Comb the records below for the string "Select" and copy each line where it turns up.

====== MATERIAL SHOWN ======

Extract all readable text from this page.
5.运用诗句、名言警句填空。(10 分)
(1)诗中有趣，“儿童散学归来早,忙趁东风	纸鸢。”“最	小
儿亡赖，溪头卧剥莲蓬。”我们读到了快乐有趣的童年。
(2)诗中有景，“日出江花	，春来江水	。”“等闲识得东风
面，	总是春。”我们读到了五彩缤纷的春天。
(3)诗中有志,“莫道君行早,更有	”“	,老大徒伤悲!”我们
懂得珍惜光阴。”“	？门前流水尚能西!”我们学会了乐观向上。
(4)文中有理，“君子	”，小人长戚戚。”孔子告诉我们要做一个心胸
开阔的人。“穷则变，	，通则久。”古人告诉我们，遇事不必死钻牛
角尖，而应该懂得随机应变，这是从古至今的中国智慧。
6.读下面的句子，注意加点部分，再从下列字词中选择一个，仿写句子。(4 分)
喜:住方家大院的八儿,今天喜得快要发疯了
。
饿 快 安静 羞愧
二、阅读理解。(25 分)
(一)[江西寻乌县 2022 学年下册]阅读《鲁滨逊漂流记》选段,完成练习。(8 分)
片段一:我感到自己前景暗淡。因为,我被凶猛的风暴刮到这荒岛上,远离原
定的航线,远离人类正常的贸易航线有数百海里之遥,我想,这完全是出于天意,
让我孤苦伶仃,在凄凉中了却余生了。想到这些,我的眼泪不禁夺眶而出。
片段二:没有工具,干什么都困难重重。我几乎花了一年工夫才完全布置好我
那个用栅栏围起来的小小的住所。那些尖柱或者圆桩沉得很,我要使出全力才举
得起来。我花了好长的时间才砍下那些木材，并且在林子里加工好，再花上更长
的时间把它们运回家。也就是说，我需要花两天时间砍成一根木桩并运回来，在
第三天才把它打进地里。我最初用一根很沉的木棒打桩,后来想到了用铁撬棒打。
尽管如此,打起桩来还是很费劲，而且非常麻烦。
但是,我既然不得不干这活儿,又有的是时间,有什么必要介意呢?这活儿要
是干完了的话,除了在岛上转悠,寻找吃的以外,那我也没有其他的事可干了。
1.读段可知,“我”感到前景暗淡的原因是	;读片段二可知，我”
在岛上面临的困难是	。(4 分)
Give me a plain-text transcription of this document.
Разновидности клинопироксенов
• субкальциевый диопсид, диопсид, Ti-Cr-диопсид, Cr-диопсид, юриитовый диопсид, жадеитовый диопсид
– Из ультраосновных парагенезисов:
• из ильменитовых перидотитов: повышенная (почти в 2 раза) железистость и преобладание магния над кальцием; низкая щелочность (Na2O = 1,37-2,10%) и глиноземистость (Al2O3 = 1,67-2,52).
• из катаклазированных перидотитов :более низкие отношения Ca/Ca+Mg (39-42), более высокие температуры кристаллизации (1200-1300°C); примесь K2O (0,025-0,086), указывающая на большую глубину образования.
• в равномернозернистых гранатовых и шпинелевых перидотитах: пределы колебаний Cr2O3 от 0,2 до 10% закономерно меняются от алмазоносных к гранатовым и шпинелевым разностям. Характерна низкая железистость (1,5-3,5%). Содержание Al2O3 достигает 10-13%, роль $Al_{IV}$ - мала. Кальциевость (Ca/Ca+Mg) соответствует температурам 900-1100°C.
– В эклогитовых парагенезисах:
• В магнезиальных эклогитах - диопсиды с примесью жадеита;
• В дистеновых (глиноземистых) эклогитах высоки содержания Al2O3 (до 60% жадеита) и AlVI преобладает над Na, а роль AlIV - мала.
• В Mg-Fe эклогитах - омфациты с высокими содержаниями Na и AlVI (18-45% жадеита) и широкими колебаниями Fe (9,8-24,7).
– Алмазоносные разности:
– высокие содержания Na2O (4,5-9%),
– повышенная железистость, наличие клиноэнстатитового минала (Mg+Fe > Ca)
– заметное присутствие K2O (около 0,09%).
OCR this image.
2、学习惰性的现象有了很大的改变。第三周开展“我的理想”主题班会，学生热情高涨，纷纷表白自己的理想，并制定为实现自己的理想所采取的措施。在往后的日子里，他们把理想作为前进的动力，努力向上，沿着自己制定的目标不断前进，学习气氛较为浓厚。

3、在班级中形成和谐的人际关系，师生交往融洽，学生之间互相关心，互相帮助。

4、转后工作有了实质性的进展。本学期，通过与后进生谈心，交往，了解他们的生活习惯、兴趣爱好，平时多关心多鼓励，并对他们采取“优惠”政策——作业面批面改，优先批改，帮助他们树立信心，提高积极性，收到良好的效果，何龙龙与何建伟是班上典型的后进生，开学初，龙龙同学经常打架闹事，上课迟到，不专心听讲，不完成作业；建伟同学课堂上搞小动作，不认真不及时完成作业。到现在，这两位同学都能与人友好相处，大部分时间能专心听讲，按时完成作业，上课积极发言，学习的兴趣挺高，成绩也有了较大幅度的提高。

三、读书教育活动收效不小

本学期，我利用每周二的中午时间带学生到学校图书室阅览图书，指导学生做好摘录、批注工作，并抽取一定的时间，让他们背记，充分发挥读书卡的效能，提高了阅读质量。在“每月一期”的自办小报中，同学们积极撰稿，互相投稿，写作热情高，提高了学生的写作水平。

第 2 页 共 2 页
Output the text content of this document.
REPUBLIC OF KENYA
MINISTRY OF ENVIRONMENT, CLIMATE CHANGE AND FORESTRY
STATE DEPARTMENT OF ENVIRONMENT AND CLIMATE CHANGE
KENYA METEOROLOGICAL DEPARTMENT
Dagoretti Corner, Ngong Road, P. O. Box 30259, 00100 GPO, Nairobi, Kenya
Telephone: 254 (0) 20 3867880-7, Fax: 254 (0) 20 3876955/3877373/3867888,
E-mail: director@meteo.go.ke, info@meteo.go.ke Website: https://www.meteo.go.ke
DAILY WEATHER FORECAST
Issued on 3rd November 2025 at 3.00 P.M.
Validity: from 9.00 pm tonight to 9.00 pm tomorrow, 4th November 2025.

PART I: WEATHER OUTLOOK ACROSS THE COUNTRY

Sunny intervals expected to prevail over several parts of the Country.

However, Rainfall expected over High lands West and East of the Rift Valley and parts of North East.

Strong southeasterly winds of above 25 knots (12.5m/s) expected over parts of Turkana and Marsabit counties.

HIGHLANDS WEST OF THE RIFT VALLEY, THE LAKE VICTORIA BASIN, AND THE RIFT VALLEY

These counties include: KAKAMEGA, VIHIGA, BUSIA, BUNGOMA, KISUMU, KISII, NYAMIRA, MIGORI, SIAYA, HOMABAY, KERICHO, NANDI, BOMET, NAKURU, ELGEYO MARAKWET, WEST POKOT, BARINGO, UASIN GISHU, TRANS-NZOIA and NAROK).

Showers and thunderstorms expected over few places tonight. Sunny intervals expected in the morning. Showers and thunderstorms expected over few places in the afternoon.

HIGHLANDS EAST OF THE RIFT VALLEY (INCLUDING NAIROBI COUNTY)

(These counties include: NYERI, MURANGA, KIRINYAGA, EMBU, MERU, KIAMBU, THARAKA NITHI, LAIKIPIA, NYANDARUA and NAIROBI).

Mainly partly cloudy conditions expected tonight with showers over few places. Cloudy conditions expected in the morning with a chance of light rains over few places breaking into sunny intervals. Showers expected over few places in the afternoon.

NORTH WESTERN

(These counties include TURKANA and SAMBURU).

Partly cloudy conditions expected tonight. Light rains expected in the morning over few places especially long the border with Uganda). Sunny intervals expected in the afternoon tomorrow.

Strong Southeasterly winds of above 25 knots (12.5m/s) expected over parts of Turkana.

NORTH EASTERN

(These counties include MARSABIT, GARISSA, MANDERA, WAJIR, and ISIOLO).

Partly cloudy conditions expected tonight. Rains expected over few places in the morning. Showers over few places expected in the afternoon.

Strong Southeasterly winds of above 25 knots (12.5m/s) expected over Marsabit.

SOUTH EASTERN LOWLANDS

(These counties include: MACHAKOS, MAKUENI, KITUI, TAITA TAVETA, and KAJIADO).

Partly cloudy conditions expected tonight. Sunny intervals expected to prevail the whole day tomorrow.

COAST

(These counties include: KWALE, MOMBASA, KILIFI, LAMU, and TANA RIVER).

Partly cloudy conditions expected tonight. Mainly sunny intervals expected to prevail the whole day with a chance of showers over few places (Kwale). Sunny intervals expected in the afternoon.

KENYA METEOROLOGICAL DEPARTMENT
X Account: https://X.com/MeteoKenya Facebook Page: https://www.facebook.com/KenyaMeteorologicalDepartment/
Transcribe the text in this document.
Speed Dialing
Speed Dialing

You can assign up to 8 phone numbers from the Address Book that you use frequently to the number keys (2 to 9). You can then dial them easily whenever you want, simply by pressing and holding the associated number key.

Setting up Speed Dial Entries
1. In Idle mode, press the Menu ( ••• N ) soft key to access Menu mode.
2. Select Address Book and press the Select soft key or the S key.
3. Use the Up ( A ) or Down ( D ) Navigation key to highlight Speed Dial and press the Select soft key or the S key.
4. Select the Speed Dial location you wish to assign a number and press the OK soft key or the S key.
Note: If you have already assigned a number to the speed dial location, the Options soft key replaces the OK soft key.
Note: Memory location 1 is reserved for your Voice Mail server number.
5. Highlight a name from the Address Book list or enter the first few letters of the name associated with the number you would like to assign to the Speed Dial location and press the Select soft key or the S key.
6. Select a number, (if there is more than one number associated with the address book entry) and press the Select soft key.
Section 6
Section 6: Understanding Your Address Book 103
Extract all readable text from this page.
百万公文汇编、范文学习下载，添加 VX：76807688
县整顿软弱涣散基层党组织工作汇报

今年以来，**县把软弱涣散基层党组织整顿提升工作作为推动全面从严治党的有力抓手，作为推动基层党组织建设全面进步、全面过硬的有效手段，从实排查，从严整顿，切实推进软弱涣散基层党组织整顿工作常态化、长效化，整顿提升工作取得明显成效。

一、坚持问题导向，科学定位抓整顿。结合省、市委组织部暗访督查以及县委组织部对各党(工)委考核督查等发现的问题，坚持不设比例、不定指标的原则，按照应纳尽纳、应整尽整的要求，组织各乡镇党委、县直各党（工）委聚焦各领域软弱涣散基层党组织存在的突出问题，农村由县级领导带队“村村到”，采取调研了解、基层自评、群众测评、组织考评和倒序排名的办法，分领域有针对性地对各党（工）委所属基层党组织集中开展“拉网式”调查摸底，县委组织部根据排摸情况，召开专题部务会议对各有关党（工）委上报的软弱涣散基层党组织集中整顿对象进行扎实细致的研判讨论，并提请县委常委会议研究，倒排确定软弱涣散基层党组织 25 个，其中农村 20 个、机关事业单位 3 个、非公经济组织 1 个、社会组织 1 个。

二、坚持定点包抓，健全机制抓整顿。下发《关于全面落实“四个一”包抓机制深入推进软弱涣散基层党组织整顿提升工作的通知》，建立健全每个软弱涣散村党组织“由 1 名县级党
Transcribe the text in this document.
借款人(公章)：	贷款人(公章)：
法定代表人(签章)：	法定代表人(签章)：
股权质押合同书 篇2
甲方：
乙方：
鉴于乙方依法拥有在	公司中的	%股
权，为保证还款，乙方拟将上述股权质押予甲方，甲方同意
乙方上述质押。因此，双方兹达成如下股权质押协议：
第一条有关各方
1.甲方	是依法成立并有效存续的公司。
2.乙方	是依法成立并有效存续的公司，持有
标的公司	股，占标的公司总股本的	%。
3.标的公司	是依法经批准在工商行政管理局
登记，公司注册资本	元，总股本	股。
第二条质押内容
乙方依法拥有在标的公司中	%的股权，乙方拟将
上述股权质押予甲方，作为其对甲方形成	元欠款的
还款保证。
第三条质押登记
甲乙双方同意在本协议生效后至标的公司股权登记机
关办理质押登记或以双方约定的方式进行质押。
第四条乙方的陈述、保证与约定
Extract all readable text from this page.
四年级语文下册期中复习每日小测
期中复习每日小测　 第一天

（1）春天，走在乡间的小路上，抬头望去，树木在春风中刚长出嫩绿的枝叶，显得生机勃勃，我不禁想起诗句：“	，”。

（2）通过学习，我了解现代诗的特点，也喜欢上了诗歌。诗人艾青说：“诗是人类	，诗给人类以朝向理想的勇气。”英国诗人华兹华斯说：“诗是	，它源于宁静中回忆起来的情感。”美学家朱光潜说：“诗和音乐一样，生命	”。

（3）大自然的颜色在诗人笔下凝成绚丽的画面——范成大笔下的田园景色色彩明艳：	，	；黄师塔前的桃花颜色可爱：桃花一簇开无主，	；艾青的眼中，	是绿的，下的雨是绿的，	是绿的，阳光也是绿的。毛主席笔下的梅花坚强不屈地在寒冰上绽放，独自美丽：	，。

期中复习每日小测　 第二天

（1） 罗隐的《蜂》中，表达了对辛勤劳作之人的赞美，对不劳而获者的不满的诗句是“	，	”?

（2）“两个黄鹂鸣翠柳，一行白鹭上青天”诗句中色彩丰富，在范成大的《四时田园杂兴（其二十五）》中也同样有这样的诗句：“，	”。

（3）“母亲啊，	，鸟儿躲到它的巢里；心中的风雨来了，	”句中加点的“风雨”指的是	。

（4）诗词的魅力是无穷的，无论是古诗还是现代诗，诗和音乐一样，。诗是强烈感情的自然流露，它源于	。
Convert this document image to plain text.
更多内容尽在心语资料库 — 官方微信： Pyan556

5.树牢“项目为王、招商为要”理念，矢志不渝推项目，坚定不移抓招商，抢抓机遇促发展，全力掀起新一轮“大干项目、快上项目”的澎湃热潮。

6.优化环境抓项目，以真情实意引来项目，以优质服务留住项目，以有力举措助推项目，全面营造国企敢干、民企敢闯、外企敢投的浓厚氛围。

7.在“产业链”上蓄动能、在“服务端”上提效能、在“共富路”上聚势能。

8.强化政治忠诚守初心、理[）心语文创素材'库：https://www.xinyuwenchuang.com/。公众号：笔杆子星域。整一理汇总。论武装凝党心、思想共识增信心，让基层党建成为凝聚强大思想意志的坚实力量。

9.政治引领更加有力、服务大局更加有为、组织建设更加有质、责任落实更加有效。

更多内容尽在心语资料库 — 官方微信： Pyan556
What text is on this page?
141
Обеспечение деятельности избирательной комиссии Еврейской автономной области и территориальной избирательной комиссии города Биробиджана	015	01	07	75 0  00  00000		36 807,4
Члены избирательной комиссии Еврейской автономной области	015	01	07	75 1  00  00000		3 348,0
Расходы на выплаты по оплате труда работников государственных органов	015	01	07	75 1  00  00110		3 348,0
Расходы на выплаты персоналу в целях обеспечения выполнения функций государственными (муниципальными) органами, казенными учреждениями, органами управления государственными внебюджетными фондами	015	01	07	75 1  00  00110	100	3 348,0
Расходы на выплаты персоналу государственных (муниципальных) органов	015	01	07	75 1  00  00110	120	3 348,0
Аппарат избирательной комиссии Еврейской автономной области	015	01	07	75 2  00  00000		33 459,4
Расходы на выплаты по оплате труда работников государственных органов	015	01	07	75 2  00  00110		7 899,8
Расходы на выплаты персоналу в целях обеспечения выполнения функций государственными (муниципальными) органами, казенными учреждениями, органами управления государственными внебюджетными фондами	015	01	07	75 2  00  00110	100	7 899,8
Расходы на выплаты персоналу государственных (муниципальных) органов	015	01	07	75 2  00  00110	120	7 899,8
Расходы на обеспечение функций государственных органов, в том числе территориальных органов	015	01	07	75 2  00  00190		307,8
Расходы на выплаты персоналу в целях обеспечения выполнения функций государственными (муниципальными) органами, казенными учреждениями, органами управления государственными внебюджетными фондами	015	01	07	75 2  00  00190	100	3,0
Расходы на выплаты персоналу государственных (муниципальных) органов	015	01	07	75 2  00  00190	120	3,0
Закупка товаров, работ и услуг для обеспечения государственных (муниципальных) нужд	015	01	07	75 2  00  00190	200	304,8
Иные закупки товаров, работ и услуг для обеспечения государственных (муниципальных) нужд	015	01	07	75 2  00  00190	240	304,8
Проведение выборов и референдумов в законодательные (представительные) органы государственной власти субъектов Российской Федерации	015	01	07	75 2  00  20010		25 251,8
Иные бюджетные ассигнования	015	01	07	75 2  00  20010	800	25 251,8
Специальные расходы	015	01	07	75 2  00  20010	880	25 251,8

======

(THE RESULT):
2. Select Address Book and press the Select soft key or the S key.
3. Use the Up ( A ) or Down ( D ) Navigation key to highlight Speed Dial and press the Select soft key or the S key.
4. Select the Speed Dial location you wish to assign a number and press the OK soft key or the S key.
5. Highlight a name from the Address Book list or enter the first few letters of the name associated with the number you would like to assign to the Speed Dial location and press the Select soft key or the S key.
6. Select a number, (if there is more than one number associated with the address book entry) and press the Select soft key.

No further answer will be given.